(Entries taken from a collection)
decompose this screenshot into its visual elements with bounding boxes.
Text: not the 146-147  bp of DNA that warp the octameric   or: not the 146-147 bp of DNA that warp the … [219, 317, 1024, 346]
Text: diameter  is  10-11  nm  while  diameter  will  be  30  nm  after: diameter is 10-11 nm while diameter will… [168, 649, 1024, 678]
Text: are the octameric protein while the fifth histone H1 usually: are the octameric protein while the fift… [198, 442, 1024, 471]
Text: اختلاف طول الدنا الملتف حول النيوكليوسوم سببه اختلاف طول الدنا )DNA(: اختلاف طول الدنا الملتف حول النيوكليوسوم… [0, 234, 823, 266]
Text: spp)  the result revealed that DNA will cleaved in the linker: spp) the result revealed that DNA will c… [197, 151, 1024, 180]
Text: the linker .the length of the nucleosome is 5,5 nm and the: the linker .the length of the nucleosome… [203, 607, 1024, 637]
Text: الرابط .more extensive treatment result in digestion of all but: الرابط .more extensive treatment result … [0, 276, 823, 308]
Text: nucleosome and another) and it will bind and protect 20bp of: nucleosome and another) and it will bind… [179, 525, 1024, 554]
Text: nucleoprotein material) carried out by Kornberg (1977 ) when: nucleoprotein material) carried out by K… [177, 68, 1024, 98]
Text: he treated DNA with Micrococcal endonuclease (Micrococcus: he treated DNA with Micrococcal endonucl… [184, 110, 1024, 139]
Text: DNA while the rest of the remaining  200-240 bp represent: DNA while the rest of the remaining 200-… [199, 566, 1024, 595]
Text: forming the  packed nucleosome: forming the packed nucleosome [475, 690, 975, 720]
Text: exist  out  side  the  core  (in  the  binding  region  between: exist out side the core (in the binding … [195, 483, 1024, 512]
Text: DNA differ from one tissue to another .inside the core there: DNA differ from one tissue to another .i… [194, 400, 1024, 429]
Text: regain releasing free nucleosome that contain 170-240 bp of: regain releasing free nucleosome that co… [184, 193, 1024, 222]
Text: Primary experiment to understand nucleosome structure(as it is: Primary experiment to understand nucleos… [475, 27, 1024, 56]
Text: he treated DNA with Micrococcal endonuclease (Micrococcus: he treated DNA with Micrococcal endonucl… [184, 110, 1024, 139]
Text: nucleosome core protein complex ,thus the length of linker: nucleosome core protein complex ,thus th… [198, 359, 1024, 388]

# [EXERCISE PROMPT]
Each line above must be retyped exactly in the response.

# [SOLUTION TO THE PROBLEM]
decompose this screenshot into its visual elements with bounding boxes.
Text: not the 146-147  bp of DNA that warp the octameric   or: not the 146-147 bp of DNA that warp the … [219, 317, 1024, 346]
Text: diameter  is  10-11  nm  while  diameter  will  be  30  nm  after: diameter is 10-11 nm while diameter will… [168, 649, 1024, 678]
Text: are the octameric protein while the fifth histone H1 usually: are the octameric protein while the fift… [198, 442, 1024, 471]
Text: اختلاف طول الدنا الملتف حول النيوكليوسوم سببه اختلاف طول الدنا )DNA(: اختلاف طول الدنا الملتف حول النيوكليوسوم… [0, 234, 823, 266]
Text: spp)  the result revealed that DNA will cleaved in the linker: spp) the result revealed that DNA will c… [197, 151, 1024, 180]
Text: the linker .the length of the nucleosome is 5,5 nm and the: the linker .the length of the nucleosome… [203, 607, 1024, 637]
Text: الرابط .more extensive treatment result in digestion of all but: الرابط .more extensive treatment result … [0, 276, 823, 308]
Text: nucleosome and another) and it will bind and protect 20bp of: nucleosome and another) and it will bind… [179, 525, 1024, 554]
Text: nucleoprotein material) carried out by Kornberg (1977 ) when: nucleoprotein material) carried out by K… [177, 68, 1024, 98]
Text: he treated DNA with Micrococcal endonuclease (Micrococcus: he treated DNA with Micrococcal endonucl… [184, 110, 1024, 139]
Text: DNA while the rest of the remaining  200-240 bp represent: DNA while the rest of the remaining 200-… [199, 566, 1024, 595]
Text: forming the  packed nucleosome: forming the packed nucleosome [475, 690, 975, 720]
Text: exist  out  side  the  core  (in  the  binding  region  between: exist out side the core (in the binding … [195, 483, 1024, 512]
Text: DNA differ from one tissue to another .inside the core there: DNA differ from one tissue to another .i… [194, 400, 1024, 429]
Text: regain releasing free nucleosome that contain 170-240 bp of: regain releasing free nucleosome that co… [184, 193, 1024, 222]
Text: Primary experiment to understand nucleosome structure(as it is: Primary experiment to understand nucleos… [475, 27, 1024, 56]
Text: he treated DNA with Micrococcal endonuclease (Micrococcus: he treated DNA with Micrococcal endonucl… [184, 110, 1024, 139]
Text: nucleosome core protein complex ,thus the length of linker: nucleosome core protein complex ,thus th… [198, 359, 1024, 388]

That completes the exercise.